### EXERCISE REQUIREMENTS
Every line that holds the string "designados" is to be identified and copied.

Stored records
--------------------------------
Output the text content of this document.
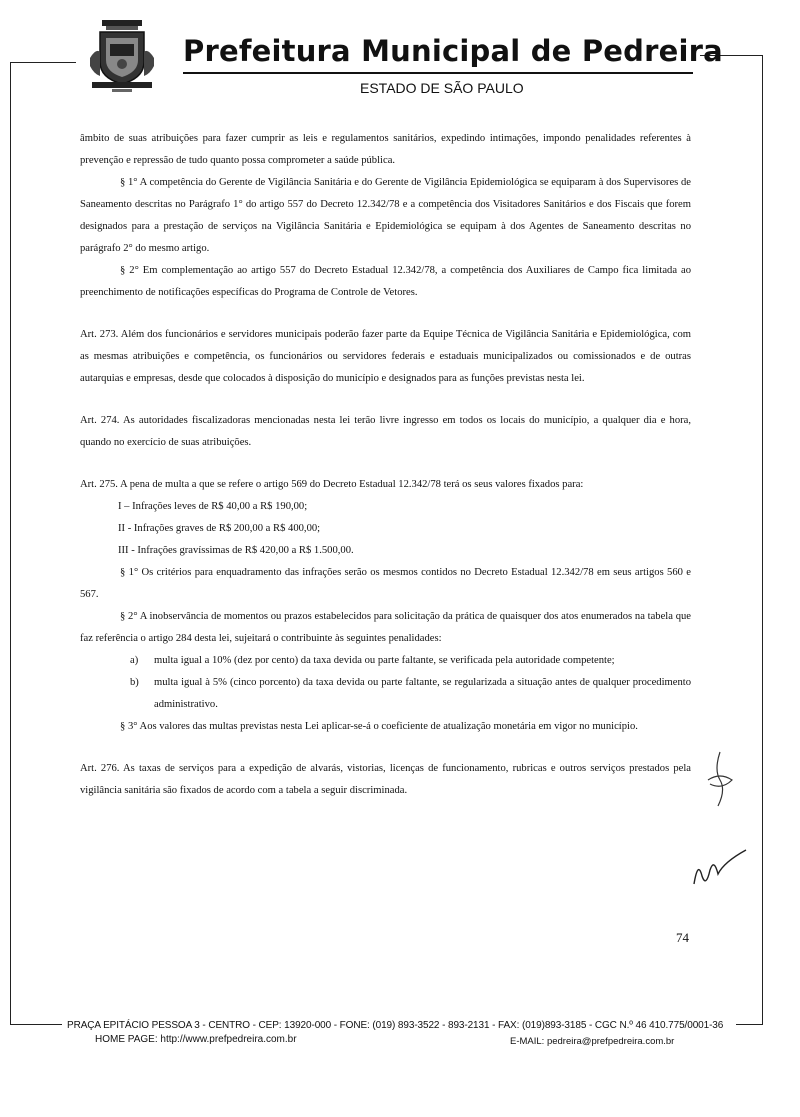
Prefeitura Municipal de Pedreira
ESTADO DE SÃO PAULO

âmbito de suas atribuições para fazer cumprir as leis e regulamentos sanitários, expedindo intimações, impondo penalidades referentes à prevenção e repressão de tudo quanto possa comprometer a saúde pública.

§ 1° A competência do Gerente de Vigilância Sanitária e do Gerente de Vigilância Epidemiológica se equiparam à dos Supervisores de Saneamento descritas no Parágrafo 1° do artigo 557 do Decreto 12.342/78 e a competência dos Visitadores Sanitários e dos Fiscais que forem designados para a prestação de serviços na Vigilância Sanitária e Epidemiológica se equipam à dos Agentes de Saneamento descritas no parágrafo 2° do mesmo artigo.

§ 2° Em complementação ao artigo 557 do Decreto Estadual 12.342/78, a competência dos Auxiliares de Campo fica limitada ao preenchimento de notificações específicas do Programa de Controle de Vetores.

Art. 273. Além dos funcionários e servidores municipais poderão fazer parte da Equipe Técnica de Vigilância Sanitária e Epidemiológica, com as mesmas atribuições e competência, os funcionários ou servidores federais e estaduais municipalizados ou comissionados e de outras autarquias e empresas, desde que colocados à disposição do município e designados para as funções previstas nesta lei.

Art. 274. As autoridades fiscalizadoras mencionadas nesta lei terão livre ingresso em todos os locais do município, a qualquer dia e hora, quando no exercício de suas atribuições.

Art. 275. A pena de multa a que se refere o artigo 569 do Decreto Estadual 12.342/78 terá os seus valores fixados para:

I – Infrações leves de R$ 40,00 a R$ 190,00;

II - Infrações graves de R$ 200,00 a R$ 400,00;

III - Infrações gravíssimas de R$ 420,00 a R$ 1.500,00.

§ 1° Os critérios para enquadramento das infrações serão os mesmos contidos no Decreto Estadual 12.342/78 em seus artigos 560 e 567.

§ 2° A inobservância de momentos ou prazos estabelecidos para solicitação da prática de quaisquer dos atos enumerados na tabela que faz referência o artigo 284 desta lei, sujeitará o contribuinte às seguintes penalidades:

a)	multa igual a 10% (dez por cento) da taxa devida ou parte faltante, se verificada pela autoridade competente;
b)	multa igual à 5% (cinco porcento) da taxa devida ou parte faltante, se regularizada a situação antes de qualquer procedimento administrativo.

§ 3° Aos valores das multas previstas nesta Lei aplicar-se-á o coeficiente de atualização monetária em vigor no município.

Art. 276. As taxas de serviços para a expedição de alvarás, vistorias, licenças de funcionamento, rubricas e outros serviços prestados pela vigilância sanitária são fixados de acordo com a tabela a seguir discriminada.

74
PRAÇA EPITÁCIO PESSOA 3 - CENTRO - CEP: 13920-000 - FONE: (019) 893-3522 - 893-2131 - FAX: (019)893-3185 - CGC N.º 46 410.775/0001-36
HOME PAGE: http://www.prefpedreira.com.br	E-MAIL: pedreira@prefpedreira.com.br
--------------------------------
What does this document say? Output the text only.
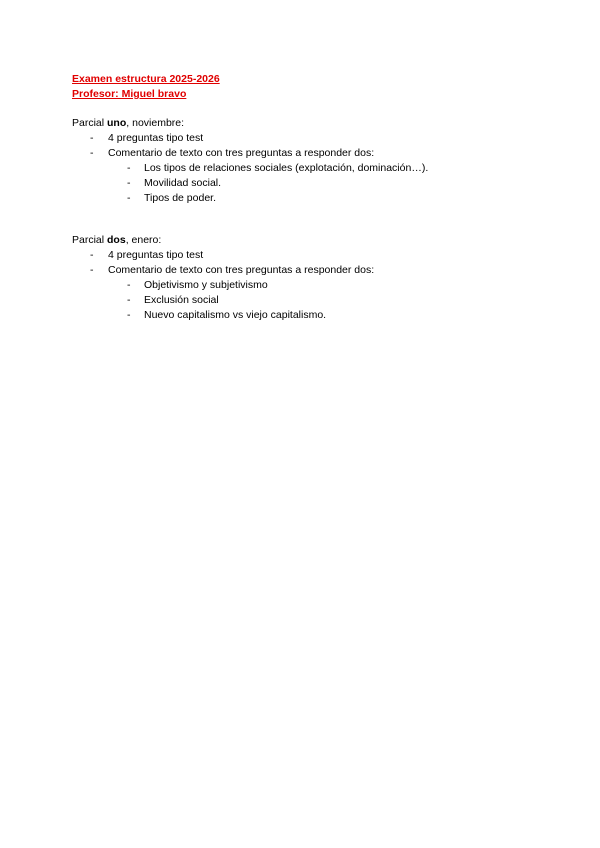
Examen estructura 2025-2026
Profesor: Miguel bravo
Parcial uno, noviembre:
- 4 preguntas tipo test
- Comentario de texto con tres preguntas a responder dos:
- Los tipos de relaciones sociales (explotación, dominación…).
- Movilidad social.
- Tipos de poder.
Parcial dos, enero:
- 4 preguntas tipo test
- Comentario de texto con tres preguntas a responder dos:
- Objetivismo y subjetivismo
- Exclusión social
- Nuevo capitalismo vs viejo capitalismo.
--------------------------------
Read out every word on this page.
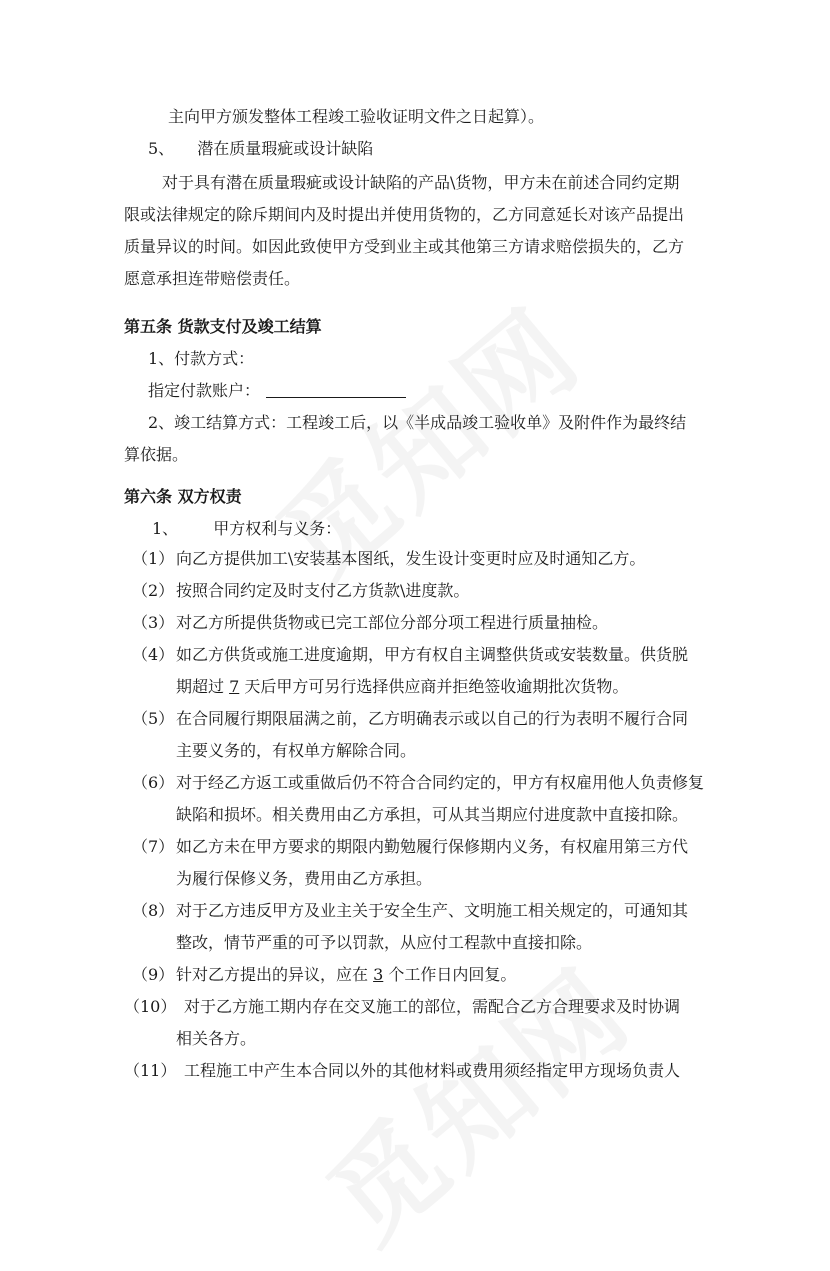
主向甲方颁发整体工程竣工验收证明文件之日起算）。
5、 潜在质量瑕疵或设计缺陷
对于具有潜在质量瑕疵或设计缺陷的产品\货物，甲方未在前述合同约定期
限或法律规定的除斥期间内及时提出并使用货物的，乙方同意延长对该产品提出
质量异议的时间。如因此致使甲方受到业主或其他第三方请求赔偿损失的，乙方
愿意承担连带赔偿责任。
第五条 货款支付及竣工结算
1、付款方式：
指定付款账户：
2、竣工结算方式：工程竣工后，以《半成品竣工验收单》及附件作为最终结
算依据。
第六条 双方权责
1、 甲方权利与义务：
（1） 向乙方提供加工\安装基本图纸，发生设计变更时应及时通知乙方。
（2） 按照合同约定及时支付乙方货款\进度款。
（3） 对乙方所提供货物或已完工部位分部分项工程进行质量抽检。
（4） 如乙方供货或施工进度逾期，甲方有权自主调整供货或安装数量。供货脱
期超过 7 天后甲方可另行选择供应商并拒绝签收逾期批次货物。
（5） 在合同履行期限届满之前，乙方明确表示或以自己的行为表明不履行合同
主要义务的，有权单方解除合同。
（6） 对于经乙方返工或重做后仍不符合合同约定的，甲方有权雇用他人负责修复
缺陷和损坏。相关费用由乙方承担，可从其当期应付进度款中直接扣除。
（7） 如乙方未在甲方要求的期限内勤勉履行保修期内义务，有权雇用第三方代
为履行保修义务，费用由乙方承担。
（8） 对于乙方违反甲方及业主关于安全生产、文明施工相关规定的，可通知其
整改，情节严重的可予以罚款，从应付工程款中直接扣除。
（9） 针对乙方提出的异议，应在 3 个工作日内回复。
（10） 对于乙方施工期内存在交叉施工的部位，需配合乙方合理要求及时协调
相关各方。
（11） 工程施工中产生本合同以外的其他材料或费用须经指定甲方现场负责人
--------------------------------
### EXERCISE RESPONSE
§ 1° A competência do Gerente de Vigilância Sanitária e do Gerente de Vigilância Epidemiológica se equiparam à dos Supervisores de Saneamento descritas no Parágrafo 1° do artigo 557 do Decreto 12.342/78 e a competência dos Visitadores Sanitários e dos Fiscais que forem designados para a prestação de serviços na Vigilância Sanitária e Epidemiológica se equipam à dos Agentes de Saneamento descritas no parágrafo 2° do mesmo artigo.
Art. 273. Além dos funcionários e servidores municipais poderão fazer parte da Equipe Técnica de Vigilância Sanitária e Epidemiológica, com as mesmas atribuições e competência, os funcionários ou servidores federais e estaduais municipalizados ou comissionados e de outras autarquias e empresas, desde que colocados à disposição do município e designados para as funções previstas nesta lei.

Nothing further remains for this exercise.